* _What you need to do_
Format every item below as a two-column CSV with the columns text and answer, one row per item. Put each item's text and its answer in a single quoted field each, replace line breaks with spaces, and leave the pictures out.

=======

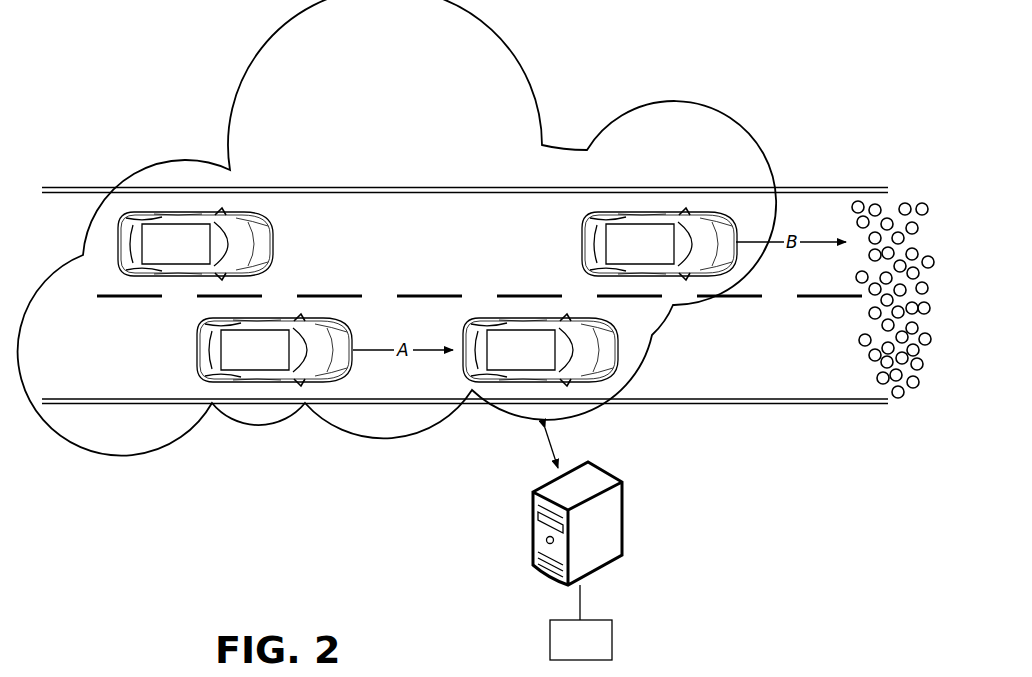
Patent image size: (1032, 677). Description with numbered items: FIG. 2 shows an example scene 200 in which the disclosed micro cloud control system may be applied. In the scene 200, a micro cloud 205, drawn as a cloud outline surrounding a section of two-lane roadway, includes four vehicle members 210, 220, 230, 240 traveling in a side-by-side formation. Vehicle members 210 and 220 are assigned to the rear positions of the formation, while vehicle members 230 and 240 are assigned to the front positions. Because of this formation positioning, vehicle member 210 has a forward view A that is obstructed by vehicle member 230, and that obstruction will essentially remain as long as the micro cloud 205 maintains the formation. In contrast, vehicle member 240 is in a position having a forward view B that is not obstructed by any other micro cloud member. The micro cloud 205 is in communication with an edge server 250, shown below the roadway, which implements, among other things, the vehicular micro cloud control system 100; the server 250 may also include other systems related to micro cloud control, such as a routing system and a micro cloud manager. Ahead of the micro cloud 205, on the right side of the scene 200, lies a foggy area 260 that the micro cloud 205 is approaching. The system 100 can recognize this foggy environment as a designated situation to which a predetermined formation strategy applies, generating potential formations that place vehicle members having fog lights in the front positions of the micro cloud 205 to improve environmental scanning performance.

The vehicular micro cloud control system 100 is at (581, 622).
The example scene 200 is at (468, 622).
The micro cloud 205 is at (530, 98).
The vehicle member 210 is at (197, 352).
The vehicle member 220 is at (243, 212).
The vehicle member 230 is at (493, 317).
The vehicle member 240 is at (643, 212).
The edge server 250 is at (623, 518).
The foggy area 260 is at (890, 210).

=======

* _Answer_
text,answer
"Patent image size: (1032, 677). Description with numbered items: FIG. 2 shows an example scene 200 in which the disclosed micro cloud control system may be applied. In the scene 200, a micro cloud 205, drawn as a cloud outline surrounding a section of two-lane roadway, includes four vehicle members 210, 220, 230, 240 traveling in a side-by-side formation. Vehicle members 210 and 220 are assigned to the rear positions of the formation, while vehicle members 230 and 240 are assigned to the front positions. Because of this formation positioning, vehicle member 210 has a forward view A that is obstructed by vehicle member 230, and that obstruction will essentially remain as long as the micro cloud 205 maintains the formation. In contrast, vehicle member 240 is in a position having a forward view B that is not obstructed by any other micro cloud member. The micro cloud 205 is in communication with an edge server 250, shown below the roadway, which implements, among other things, the vehicular micro cloud control system 100; the server 250 may also include other systems related to micro cloud control, such as a routing system and a micro cloud manager. Ahead of the micro cloud 205, on the right side of the scene 200, lies a foggy area 260 that the micro cloud 205 is approaching. The system 100 can recognize this foggy environment as a designated situation to which a predetermined formation strategy applies, generating potential formations that place vehicle members having fog lights in the front positions of the micro cloud 205 to improve environmental scanning performance.","The vehicular micro cloud control system 100 is at (581, 622). The example scene 200 is at (468, 622). The micro cloud 205 is at (530, 98). The vehicle member 210 is at (197, 352). The vehicle member 220 is at (243, 212). The vehicle member 230 is at (493, 317). The vehicle member 240 is at (643, 212). The edge server 250 is at (623, 518). The foggy area 260 is at (890, 210)."